### WRITTEN REQUEST
Repeat all entries exactly.

### MATERIAL FOR THE TASK
..............................

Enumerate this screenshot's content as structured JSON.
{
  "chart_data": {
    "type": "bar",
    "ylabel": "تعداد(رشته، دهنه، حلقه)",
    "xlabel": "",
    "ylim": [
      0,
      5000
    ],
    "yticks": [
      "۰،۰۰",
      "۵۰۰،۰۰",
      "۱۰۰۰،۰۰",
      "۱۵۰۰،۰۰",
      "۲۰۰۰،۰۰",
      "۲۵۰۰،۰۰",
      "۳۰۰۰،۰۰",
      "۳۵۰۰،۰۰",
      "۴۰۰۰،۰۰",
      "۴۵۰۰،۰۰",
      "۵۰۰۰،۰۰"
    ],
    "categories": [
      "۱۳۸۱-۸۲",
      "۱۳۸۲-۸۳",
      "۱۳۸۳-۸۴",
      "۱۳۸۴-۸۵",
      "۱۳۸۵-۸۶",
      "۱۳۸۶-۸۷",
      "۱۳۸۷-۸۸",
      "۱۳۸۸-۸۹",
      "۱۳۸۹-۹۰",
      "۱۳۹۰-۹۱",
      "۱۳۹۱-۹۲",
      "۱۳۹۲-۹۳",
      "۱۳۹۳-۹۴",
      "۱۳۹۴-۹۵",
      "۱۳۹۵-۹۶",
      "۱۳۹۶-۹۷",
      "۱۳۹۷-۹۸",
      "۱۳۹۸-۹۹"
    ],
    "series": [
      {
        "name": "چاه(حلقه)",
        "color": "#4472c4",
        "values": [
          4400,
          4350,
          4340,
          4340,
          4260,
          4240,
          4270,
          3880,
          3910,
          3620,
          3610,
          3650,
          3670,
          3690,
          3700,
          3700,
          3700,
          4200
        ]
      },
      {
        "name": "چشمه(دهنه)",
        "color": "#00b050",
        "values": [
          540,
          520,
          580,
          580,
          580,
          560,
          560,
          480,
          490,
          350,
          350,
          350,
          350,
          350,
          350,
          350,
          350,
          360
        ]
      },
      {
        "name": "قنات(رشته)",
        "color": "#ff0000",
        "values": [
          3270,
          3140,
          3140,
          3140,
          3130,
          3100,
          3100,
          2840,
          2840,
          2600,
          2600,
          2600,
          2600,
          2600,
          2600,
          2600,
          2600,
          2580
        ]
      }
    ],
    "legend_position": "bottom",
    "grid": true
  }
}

..............................

### WRITTEN ANSWER
Enumerate this screenshot's content as structured JSON.
{
  "chart_data": {
    "type": "bar",
    "ylabel": "تعداد(رشته، دهنه، حلقه)",
    "xlabel": "",
    "ylim": [
      0,
      5000
    ],
    "yticks": [
      "۰،۰۰",
      "۵۰۰،۰۰",
      "۱۰۰۰،۰۰",
      "۱۵۰۰،۰۰",
      "۲۰۰۰،۰۰",
      "۲۵۰۰،۰۰",
      "۳۰۰۰،۰۰",
      "۳۵۰۰،۰۰",
      "۴۰۰۰،۰۰",
      "۴۵۰۰،۰۰",
      "۵۰۰۰،۰۰"
    ],
    "categories": [
      "۱۳۸۱-۸۲",
      "۱۳۸۲-۸۳",
      "۱۳۸۳-۸۴",
      "۱۳۸۴-۸۵",
      "۱۳۸۵-۸۶",
      "۱۳۸۶-۸۷",
      "۱۳۸۷-۸۸",
      "۱۳۸۸-۸۹",
      "۱۳۸۹-۹۰",
      "۱۳۹۰-۹۱",
      "۱۳۹۱-۹۲",
      "۱۳۹۲-۹۳",
      "۱۳۹۳-۹۴",
      "۱۳۹۴-۹۵",
      "۱۳۹۵-۹۶",
      "۱۳۹۶-۹۷",
      "۱۳۹۷-۹۸",
      "۱۳۹۸-۹۹"
    ],
    "series": [
      {
        "name": "چاه(حلقه)",
        "color": "#4472c4",
        "values": [
          4400,
          4350,
          4340,
          4340,
          4260,
          4240,
          4270,
          3880,
          3910,
          3620,
          3610,
          3650,
          3670,
          3690,
          3700,
          3700,
          3700,
          4200
        ]
      },
      {
        "name": "چشمه(دهنه)",
        "color": "#00b050",
        "values": [
          540,
          520,
          580,
          580,
          580,
          560,
          560,
          480,
          490,
          350,
          350,
          350,
          350,
          350,
          350,
          350,
          350,
          360
        ]
      },
      {
        "name": "قنات(رشته)",
        "color": "#ff0000",
        "values": [
          3270,
          3140,
          3140,
          3140,
          3130,
          3100,
          3100,
          2840,
          2840,
          2600,
          2600,
          2600,
          2600,
          2600,
          2600,
          2600,
          2600,
          2580
        ]
      }
    ],
    "legend_position": "bottom",
    "grid": true
  }
}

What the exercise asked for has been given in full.